PROBLEM REQUIREMENTS:
Locate every line in the items below that contains the word "click" and copy each of those lines.

Entries from a dataset:
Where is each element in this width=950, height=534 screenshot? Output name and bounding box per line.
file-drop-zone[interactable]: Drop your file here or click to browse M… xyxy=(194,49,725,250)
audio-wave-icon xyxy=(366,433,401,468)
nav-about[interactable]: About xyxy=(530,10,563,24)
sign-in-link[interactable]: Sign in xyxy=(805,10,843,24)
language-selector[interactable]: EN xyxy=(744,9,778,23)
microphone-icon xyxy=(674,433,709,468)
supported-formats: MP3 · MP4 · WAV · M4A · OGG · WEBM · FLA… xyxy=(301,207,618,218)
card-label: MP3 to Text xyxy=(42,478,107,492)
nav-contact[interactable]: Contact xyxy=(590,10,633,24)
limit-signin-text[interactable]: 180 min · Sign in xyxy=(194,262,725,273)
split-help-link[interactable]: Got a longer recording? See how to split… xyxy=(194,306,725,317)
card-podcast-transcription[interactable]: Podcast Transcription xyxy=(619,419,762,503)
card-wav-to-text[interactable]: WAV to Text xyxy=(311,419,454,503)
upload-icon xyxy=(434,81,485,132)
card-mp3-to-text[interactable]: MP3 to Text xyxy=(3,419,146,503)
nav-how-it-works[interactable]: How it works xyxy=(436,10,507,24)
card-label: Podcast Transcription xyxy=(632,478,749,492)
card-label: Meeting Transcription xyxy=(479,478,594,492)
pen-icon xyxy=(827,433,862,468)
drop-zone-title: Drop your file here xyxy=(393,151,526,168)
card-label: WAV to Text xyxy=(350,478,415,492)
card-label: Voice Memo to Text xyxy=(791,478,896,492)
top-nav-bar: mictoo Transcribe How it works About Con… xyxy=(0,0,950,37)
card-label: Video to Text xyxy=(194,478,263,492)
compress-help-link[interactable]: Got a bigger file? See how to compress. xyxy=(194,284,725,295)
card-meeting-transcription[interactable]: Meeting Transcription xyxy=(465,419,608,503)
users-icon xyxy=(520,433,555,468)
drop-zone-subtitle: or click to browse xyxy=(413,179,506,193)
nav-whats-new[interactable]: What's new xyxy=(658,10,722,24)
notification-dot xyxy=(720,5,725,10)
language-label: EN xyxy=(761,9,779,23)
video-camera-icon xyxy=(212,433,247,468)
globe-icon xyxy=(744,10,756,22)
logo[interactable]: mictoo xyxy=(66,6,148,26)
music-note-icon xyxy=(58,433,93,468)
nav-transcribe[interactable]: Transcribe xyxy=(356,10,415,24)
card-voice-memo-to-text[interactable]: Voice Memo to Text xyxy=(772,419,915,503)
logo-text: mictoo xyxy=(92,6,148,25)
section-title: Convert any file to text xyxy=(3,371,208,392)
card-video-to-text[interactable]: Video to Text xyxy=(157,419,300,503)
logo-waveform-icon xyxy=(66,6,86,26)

SOLUTION TO THE EXERCISE:
file-drop-zone[interactable]: Drop your file here or click to browse M… xyxy=(194,49,725,250)
drop-zone-subtitle: or click to browse xyxy=(413,179,506,193)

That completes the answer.